▶ _Stored rows_:
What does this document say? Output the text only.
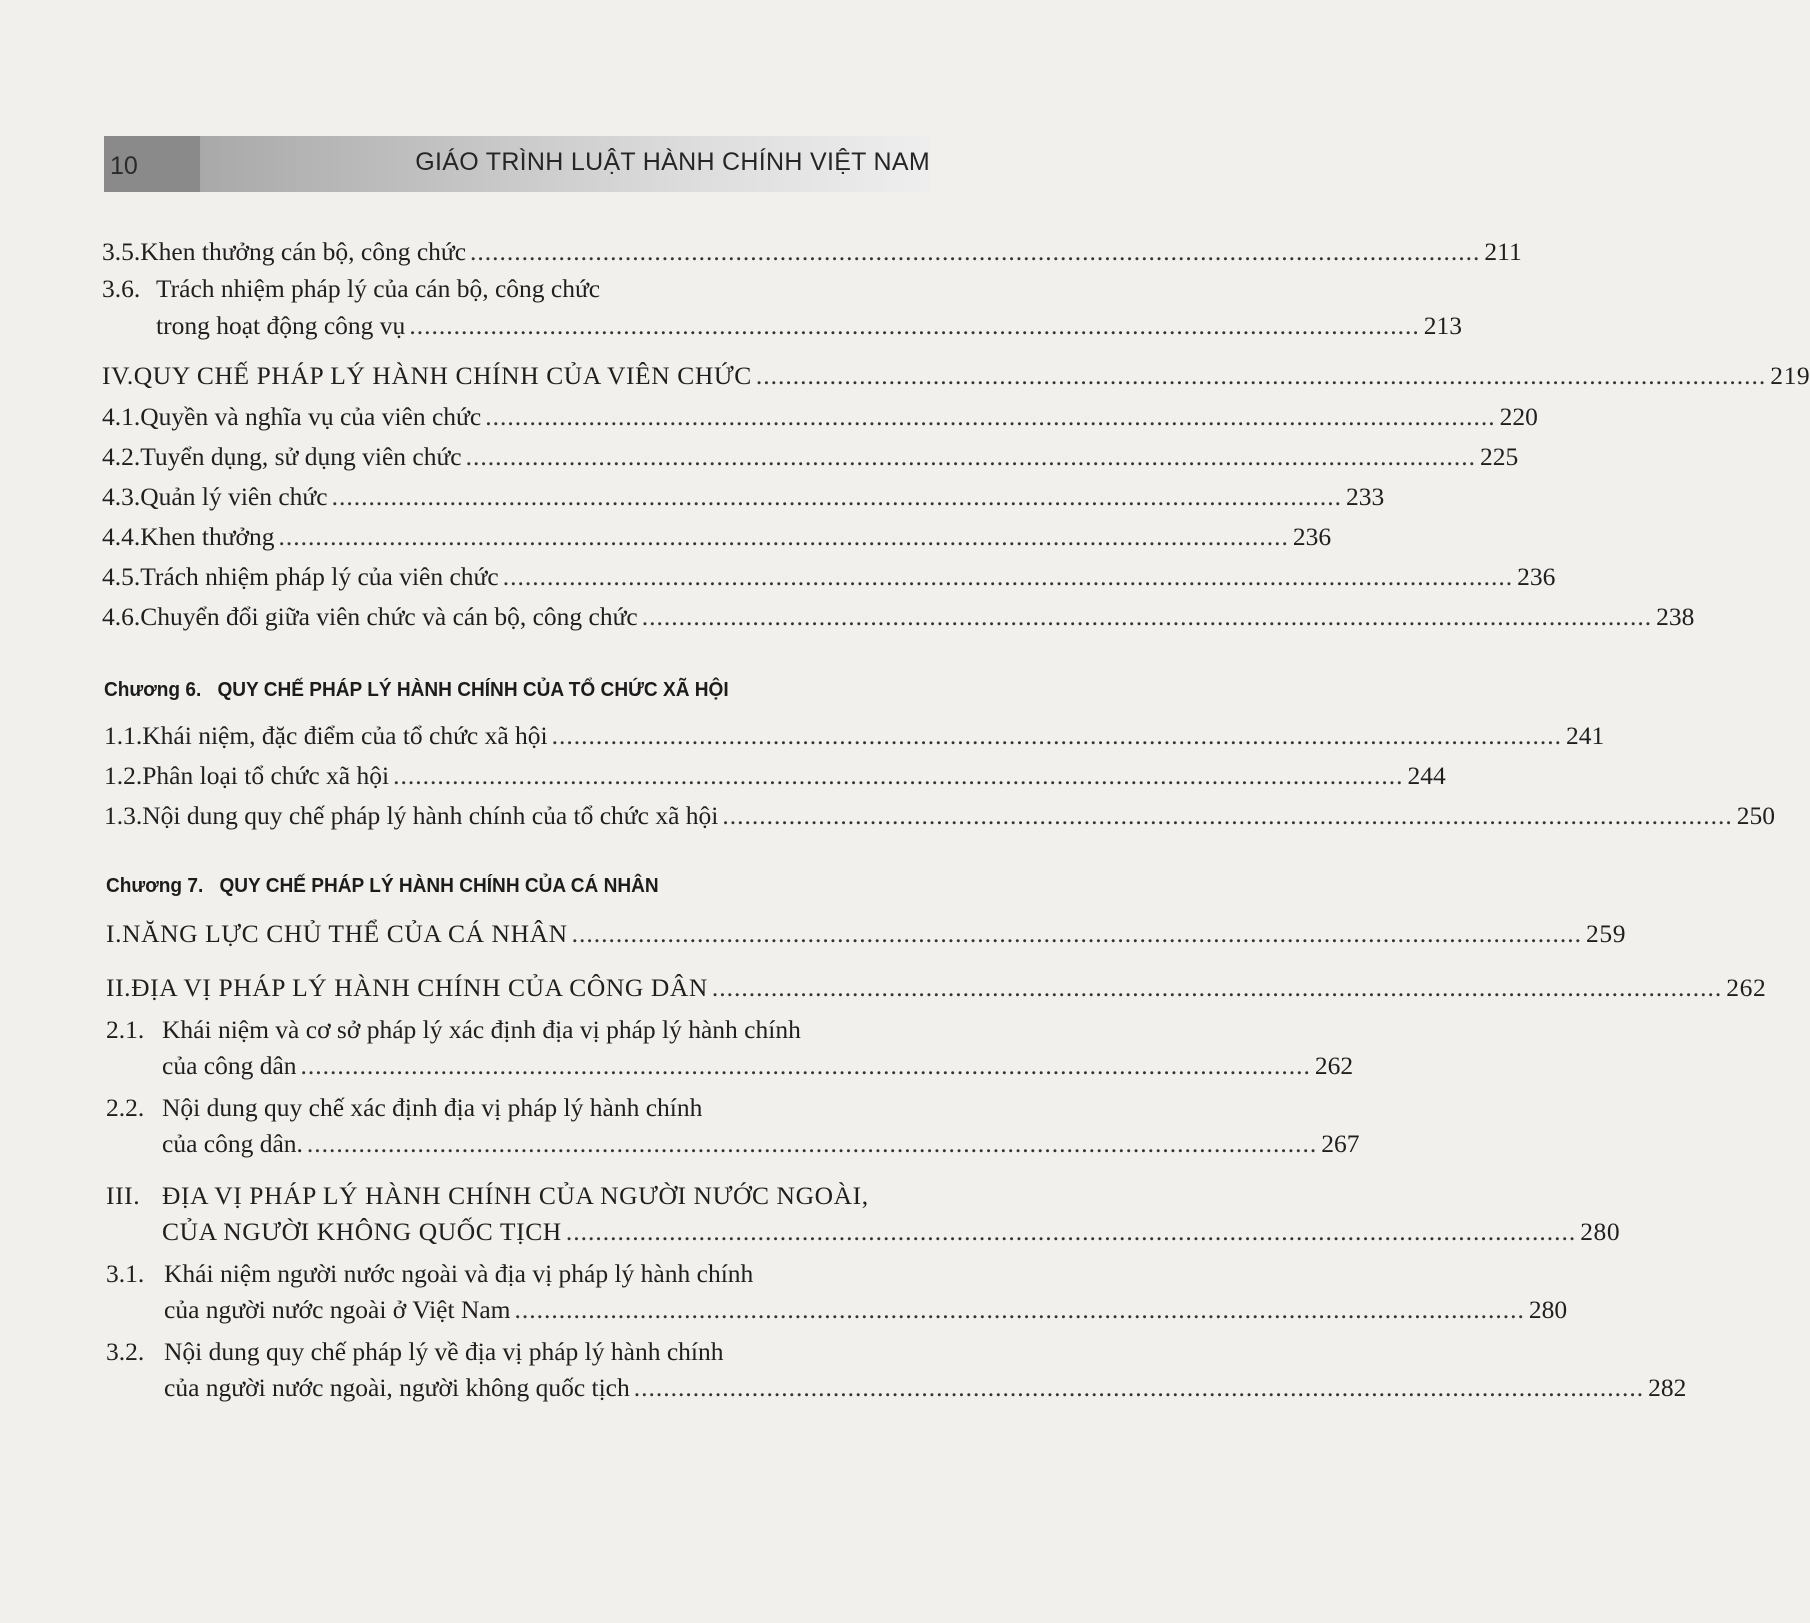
10	GIÁO TRÌNH LUẬT HÀNH CHÍNH VIỆT NAM
3.5. Khen thưởng cán bộ, công chức ......................................................................................................................................... 211
3.6. Trách nhiệm pháp lý của cán bộ, công chức
trong hoạt động công vụ ......................................................................................................................................... 213
IV. QUY CHẾ PHÁP LÝ HÀNH CHÍNH CỦA VIÊN CHỨC ......................................................................................................................................... 219
4.1. Quyền và nghĩa vụ của viên chức ......................................................................................................................................... 220
4.2. Tuyển dụng, sử dụng viên chức ......................................................................................................................................... 225
4.3. Quản lý viên chức ......................................................................................................................................... 233
4.4. Khen thưởng ......................................................................................................................................... 236
4.5. Trách nhiệm pháp lý của viên chức ......................................................................................................................................... 236
4.6. Chuyển đổi giữa viên chức và cán bộ, công chức ......................................................................................................................................... 238
Chương 6. QUY CHẾ PHÁP LÝ HÀNH CHÍNH CỦA TỔ CHỨC XÃ HỘI
1.1. Khái niệm, đặc điểm của tổ chức xã hội ......................................................................................................................................... 241
1.2. Phân loại tổ chức xã hội ......................................................................................................................................... 244
1.3. Nội dung quy chế pháp lý hành chính của tổ chức xã hội ......................................................................................................................................... 250
Chương 7. QUY CHẾ PHÁP LÝ HÀNH CHÍNH CỦA CÁ NHÂN
I. NĂNG LỰC CHỦ THỂ CỦA CÁ NHÂN ......................................................................................................................................... 259
II. ĐỊA VỊ PHÁP LÝ HÀNH CHÍNH CỦA CÔNG DÂN ......................................................................................................................................... 262
2.1. Khái niệm và cơ sở pháp lý xác định địa vị pháp lý hành chính
của công dân ......................................................................................................................................... 262
2.2. Nội dung quy chế xác định địa vị pháp lý hành chính
của công dân. ......................................................................................................................................... 267
III. ĐỊA VỊ PHÁP LÝ HÀNH CHÍNH CỦA NGƯỜI NƯỚC NGOÀI,
CỦA NGƯỜI KHÔNG QUỐC TỊCH ......................................................................................................................................... 280
3.1. Khái niệm người nước ngoài và địa vị pháp lý hành chính
của người nước ngoài ở Việt Nam ......................................................................................................................................... 280
3.2. Nội dung quy chế pháp lý về địa vị pháp lý hành chính
của người nước ngoài, người không quốc tịch ......................................................................................................................................... 282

▶ _Challenge_: Transcribe the whole listing, character for character, but not its images.

▶ _Full solution_:
What does this document say? Output the text only.
10	GIÁO TRÌNH LUẬT HÀNH CHÍNH VIỆT NAM
3.5. Khen thưởng cán bộ, công chức ......................................................................................................................................... 211
3.6. Trách nhiệm pháp lý của cán bộ, công chức
trong hoạt động công vụ ......................................................................................................................................... 213
IV. QUY CHẾ PHÁP LÝ HÀNH CHÍNH CỦA VIÊN CHỨC ......................................................................................................................................... 219
4.1. Quyền và nghĩa vụ của viên chức ......................................................................................................................................... 220
4.2. Tuyển dụng, sử dụng viên chức ......................................................................................................................................... 225
4.3. Quản lý viên chức ......................................................................................................................................... 233
4.4. Khen thưởng ......................................................................................................................................... 236
4.5. Trách nhiệm pháp lý của viên chức ......................................................................................................................................... 236
4.6. Chuyển đổi giữa viên chức và cán bộ, công chức ......................................................................................................................................... 238
Chương 6. QUY CHẾ PHÁP LÝ HÀNH CHÍNH CỦA TỔ CHỨC XÃ HỘI
1.1. Khái niệm, đặc điểm của tổ chức xã hội ......................................................................................................................................... 241
1.2. Phân loại tổ chức xã hội ......................................................................................................................................... 244
1.3. Nội dung quy chế pháp lý hành chính của tổ chức xã hội ......................................................................................................................................... 250
Chương 7. QUY CHẾ PHÁP LÝ HÀNH CHÍNH CỦA CÁ NHÂN
I. NĂNG LỰC CHỦ THỂ CỦA CÁ NHÂN ......................................................................................................................................... 259
II. ĐỊA VỊ PHÁP LÝ HÀNH CHÍNH CỦA CÔNG DÂN ......................................................................................................................................... 262
2.1. Khái niệm và cơ sở pháp lý xác định địa vị pháp lý hành chính
của công dân ......................................................................................................................................... 262
2.2. Nội dung quy chế xác định địa vị pháp lý hành chính
của công dân. ......................................................................................................................................... 267
III. ĐỊA VỊ PHÁP LÝ HÀNH CHÍNH CỦA NGƯỜI NƯỚC NGOÀI,
CỦA NGƯỜI KHÔNG QUỐC TỊCH ......................................................................................................................................... 280
3.1. Khái niệm người nước ngoài và địa vị pháp lý hành chính
của người nước ngoài ở Việt Nam ......................................................................................................................................... 280
3.2. Nội dung quy chế pháp lý về địa vị pháp lý hành chính
của người nước ngoài, người không quốc tịch ......................................................................................................................................... 282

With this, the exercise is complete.